### What is needed:
Give only the count of lines containing "Finance".

**** Records for this exercise ****

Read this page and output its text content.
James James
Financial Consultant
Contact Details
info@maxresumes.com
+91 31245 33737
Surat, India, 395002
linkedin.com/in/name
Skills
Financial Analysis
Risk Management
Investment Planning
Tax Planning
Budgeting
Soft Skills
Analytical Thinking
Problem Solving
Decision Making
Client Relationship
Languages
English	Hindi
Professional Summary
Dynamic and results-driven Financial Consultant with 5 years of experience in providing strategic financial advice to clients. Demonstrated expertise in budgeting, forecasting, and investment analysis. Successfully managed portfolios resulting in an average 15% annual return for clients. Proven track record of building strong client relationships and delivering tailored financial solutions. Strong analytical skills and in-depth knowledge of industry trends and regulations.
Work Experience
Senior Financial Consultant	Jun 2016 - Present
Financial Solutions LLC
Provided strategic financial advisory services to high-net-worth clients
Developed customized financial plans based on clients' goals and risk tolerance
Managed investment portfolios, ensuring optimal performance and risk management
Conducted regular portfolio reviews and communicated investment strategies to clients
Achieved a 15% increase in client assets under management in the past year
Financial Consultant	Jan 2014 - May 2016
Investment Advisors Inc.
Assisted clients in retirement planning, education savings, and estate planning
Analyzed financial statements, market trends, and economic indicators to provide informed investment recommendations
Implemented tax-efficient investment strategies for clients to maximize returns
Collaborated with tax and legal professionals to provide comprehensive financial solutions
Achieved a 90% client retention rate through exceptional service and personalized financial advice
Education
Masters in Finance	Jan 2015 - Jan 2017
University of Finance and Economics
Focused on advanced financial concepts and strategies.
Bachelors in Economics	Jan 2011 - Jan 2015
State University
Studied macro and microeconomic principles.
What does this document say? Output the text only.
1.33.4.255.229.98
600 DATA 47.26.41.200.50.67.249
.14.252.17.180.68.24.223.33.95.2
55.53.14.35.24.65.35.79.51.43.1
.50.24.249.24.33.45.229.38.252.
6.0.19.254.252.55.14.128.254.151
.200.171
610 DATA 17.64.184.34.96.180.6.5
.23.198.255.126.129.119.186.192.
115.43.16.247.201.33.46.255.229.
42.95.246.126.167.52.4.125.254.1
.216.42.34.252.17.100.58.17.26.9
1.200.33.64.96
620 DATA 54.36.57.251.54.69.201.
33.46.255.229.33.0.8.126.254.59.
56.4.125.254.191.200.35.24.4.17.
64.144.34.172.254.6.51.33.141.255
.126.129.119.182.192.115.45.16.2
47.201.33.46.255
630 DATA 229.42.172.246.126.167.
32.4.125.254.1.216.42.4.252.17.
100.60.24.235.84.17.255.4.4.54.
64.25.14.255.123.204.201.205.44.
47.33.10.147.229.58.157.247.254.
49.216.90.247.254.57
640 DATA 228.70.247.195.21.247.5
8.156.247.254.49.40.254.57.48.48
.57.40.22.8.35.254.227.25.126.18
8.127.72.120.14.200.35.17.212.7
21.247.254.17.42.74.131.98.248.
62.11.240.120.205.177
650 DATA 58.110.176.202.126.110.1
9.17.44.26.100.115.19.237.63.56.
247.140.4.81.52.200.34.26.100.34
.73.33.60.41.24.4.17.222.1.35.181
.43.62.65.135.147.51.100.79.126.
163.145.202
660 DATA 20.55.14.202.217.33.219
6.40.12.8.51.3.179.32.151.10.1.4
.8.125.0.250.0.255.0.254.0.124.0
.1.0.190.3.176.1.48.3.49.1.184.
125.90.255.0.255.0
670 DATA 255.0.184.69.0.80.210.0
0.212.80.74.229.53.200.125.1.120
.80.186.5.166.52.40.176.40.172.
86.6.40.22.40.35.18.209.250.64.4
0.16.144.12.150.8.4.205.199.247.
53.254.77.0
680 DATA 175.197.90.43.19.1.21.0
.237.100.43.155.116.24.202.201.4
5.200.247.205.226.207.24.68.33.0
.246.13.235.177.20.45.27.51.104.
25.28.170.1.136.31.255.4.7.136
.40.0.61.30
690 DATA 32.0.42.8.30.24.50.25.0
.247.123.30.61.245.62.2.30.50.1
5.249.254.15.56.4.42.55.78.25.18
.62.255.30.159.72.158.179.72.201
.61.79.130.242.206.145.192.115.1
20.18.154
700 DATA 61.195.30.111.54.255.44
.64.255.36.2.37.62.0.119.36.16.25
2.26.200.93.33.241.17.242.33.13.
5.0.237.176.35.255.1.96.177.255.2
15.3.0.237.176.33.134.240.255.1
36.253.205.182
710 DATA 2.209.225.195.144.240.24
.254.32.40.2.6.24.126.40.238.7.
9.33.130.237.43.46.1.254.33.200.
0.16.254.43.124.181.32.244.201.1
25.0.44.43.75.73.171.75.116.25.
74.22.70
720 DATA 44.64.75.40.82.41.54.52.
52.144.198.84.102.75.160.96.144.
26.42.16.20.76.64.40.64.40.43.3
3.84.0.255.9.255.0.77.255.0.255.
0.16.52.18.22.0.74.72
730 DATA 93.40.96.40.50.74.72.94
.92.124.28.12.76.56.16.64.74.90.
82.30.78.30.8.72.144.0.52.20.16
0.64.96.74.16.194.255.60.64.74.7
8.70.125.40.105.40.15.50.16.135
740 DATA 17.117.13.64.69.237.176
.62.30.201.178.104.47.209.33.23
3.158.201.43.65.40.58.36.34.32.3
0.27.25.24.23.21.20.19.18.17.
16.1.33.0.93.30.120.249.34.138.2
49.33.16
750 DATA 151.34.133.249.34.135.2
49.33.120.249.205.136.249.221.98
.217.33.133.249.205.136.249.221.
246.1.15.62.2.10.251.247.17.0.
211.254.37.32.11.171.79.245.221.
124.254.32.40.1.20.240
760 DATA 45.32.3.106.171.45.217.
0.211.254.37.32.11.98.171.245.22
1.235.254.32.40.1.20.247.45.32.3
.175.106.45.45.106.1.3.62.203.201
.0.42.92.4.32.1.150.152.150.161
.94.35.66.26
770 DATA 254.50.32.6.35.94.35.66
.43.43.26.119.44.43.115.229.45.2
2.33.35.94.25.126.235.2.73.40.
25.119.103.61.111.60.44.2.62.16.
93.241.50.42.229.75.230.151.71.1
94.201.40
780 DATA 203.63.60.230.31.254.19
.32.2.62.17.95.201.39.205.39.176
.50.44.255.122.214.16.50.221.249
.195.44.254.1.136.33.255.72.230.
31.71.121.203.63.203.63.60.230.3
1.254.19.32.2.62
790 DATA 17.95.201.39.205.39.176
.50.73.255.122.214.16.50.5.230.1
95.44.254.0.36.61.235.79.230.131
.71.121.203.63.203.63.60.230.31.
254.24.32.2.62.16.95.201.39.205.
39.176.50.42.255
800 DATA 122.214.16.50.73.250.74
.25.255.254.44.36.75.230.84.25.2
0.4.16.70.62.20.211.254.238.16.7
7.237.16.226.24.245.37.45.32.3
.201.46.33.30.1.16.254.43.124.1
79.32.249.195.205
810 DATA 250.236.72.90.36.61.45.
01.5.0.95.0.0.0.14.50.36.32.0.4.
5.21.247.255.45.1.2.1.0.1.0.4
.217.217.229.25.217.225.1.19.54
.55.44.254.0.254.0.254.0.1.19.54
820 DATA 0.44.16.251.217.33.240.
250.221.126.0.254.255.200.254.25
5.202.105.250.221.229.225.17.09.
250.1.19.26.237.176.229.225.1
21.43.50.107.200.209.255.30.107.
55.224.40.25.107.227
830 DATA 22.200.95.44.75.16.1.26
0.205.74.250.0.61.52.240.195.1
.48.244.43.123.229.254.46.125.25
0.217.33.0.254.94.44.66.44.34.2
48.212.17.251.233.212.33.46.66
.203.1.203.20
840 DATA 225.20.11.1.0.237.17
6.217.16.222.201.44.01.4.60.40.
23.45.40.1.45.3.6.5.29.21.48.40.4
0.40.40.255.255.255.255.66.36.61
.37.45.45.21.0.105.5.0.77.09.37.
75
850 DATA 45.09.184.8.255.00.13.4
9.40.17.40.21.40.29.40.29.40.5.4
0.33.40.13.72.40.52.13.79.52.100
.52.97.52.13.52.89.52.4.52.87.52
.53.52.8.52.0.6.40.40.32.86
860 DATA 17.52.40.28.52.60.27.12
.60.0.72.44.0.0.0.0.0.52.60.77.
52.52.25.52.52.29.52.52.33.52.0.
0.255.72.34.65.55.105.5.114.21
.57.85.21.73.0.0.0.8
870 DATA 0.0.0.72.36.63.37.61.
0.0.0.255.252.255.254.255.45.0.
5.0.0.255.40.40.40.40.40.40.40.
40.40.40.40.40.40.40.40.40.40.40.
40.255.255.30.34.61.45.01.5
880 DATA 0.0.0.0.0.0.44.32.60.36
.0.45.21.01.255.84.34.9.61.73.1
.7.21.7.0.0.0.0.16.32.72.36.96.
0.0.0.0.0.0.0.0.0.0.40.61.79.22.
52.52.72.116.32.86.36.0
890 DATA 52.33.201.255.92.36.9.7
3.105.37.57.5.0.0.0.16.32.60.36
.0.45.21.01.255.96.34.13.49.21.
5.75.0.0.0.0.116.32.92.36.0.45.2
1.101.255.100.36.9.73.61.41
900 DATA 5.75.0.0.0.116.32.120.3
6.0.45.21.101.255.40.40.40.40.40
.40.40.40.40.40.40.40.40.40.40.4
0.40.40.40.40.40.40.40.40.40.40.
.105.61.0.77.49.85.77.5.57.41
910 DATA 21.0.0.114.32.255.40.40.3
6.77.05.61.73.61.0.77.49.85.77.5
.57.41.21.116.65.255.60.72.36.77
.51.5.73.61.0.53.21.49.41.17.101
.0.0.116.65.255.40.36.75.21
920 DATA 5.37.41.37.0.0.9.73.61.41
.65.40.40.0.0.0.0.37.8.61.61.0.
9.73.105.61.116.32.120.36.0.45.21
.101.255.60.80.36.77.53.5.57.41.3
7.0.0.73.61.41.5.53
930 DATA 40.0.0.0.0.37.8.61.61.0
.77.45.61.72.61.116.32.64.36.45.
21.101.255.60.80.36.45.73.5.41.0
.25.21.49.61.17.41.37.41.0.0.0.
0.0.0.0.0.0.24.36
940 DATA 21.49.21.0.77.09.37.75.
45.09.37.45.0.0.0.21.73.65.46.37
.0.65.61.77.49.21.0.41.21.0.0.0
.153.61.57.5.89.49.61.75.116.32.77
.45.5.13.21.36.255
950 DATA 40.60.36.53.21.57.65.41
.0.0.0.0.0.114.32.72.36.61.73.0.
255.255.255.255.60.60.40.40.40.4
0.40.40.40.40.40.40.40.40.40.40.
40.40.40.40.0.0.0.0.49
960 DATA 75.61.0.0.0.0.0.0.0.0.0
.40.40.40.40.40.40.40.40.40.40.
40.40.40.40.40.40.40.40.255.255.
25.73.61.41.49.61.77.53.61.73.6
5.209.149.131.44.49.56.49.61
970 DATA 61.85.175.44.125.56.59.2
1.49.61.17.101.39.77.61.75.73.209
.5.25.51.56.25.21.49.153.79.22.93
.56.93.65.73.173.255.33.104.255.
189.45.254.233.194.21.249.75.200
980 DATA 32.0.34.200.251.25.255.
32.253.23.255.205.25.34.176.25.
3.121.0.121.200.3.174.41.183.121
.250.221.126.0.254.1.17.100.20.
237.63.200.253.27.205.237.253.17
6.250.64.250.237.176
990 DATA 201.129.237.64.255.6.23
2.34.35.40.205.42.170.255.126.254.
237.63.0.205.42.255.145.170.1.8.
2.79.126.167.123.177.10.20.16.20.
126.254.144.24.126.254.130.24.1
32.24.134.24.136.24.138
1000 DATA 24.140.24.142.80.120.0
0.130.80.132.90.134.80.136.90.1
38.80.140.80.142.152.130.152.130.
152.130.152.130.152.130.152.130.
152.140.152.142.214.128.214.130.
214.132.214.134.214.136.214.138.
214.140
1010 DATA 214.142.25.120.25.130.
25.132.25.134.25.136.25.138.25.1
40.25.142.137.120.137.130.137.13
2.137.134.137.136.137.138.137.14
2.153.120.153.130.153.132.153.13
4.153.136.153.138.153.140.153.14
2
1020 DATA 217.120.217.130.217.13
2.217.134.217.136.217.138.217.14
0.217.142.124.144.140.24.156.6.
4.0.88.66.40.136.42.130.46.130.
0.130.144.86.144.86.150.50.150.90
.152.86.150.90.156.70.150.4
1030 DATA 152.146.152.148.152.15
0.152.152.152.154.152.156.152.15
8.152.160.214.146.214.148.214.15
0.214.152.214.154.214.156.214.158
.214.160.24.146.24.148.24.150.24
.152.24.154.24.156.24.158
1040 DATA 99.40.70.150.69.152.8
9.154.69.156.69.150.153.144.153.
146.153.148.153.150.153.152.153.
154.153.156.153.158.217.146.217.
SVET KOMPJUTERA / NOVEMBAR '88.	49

****

### Task result:
2